> [Records shown]
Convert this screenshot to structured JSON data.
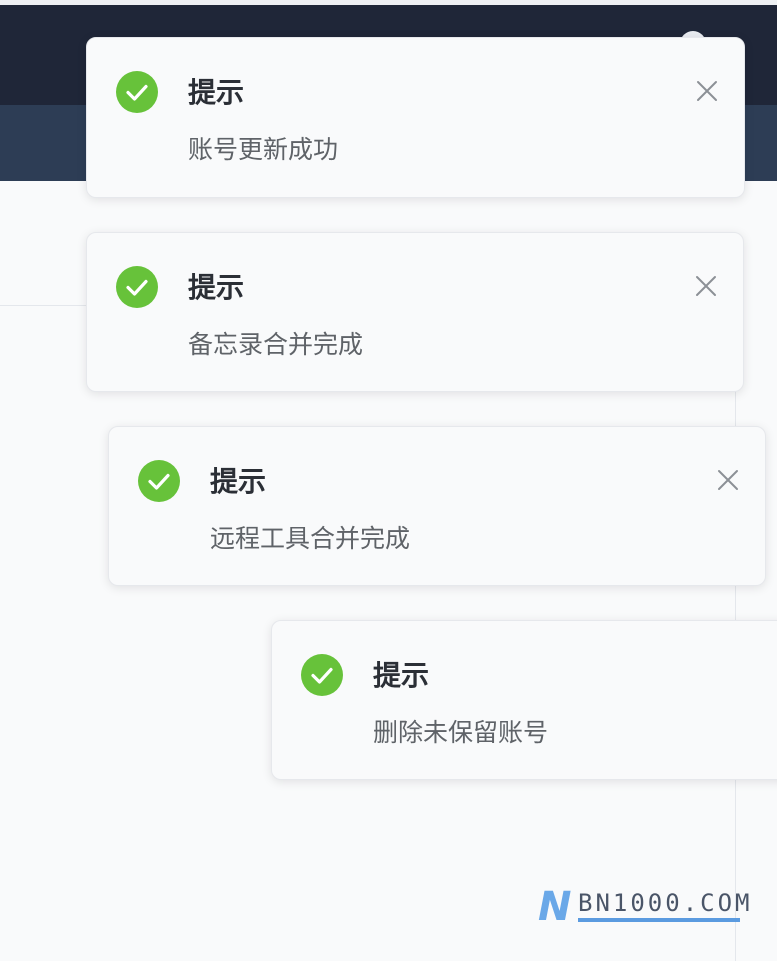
{
  "background": {
    "header_color": "#1f2638",
    "nav_color": "#2d3d55",
    "content_color": "#f9fafb"
  },
  "notifications": [
    {
      "title": "提示",
      "message": "账号更新成功",
      "type": "success",
      "icon": "success-check-icon",
      "closable": true
    },
    {
      "title": "提示",
      "message": "备忘录合并完成",
      "type": "success",
      "icon": "success-check-icon",
      "closable": true
    },
    {
      "title": "提示",
      "message": "远程工具合并完成",
      "type": "success",
      "icon": "success-check-icon",
      "closable": true
    },
    {
      "title": "提示",
      "message": "删除未保留账号",
      "type": "success",
      "icon": "success-check-icon",
      "closable": false
    }
  ],
  "colors": {
    "success": "#67c23a",
    "title": "#2b2f36",
    "message": "#5f6368"
  },
  "watermark": {
    "logo_letter": "N",
    "text": "BN1000.COM"
  }
}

> [What the task requires] Reproduce the listing exactly. Leave its pictures out.

> [Answer to the exercise]
Convert this screenshot to structured JSON data.
{
  "background": {
    "header_color": "#1f2638",
    "nav_color": "#2d3d55",
    "content_color": "#f9fafb"
  },
  "notifications": [
    {
      "title": "提示",
      "message": "账号更新成功",
      "type": "success",
      "icon": "success-check-icon",
      "closable": true
    },
    {
      "title": "提示",
      "message": "备忘录合并完成",
      "type": "success",
      "icon": "success-check-icon",
      "closable": true
    },
    {
      "title": "提示",
      "message": "远程工具合并完成",
      "type": "success",
      "icon": "success-check-icon",
      "closable": true
    },
    {
      "title": "提示",
      "message": "删除未保留账号",
      "type": "success",
      "icon": "success-check-icon",
      "closable": false
    }
  ],
  "colors": {
    "success": "#67c23a",
    "title": "#2b2f36",
    "message": "#5f6368"
  },
  "watermark": {
    "logo_letter": "N",
    "text": "BN1000.COM"
  }
}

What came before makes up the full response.